Find how many lines hold the word "mean". Give only the number.
## begin
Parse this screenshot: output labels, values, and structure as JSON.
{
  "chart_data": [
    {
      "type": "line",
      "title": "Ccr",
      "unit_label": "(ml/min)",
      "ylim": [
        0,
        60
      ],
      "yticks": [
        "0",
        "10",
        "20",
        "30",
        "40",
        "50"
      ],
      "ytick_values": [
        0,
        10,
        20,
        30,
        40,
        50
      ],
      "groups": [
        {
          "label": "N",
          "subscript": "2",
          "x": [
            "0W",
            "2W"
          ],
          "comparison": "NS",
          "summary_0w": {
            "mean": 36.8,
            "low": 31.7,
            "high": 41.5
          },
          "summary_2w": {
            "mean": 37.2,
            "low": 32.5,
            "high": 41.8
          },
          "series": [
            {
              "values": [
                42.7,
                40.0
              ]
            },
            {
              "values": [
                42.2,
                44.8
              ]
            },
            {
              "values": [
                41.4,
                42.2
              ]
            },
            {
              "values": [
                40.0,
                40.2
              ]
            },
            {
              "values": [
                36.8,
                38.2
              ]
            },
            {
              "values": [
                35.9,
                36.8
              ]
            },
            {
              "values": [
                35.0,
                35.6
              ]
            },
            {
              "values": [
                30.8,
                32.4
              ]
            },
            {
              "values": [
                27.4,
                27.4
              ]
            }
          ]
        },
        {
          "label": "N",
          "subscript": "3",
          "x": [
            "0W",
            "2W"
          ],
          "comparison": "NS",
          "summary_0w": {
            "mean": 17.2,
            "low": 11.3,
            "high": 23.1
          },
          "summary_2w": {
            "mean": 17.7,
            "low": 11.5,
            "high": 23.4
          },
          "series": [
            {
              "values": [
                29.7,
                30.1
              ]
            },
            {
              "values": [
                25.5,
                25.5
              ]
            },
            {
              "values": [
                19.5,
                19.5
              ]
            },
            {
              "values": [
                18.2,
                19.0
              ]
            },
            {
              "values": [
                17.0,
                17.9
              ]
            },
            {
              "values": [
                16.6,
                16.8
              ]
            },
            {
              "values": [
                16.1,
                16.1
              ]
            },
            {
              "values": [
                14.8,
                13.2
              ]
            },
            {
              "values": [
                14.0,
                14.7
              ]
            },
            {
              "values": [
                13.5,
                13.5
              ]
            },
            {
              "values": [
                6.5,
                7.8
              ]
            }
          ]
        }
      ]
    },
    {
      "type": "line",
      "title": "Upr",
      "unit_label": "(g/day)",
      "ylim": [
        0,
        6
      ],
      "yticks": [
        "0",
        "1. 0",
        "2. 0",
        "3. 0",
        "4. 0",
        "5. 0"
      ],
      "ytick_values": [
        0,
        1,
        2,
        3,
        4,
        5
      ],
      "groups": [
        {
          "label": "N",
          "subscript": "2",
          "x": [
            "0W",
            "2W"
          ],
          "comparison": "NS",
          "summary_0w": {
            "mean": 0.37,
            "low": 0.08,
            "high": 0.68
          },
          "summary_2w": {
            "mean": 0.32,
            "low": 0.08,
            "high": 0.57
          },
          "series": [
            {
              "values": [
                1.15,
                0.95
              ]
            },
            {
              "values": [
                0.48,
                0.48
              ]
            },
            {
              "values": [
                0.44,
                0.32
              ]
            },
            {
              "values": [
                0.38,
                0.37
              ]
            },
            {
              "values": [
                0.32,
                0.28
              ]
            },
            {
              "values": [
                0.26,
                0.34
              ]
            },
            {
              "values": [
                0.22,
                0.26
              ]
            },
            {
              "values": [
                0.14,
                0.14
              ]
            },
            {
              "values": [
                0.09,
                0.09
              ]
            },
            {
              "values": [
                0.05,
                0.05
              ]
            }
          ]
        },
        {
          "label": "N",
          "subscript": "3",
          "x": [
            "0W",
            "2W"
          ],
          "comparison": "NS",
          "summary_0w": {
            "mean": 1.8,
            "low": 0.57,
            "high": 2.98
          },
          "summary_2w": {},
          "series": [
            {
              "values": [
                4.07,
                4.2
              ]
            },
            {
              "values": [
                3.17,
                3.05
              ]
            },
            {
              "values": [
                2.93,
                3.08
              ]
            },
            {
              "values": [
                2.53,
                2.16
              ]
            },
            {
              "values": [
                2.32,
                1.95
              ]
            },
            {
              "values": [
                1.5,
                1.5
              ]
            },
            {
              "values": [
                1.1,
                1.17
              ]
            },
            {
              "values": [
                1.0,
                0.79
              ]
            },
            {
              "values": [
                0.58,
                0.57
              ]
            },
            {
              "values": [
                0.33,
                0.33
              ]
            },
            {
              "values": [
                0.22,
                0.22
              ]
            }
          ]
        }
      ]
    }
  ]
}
## end
(Task response) 7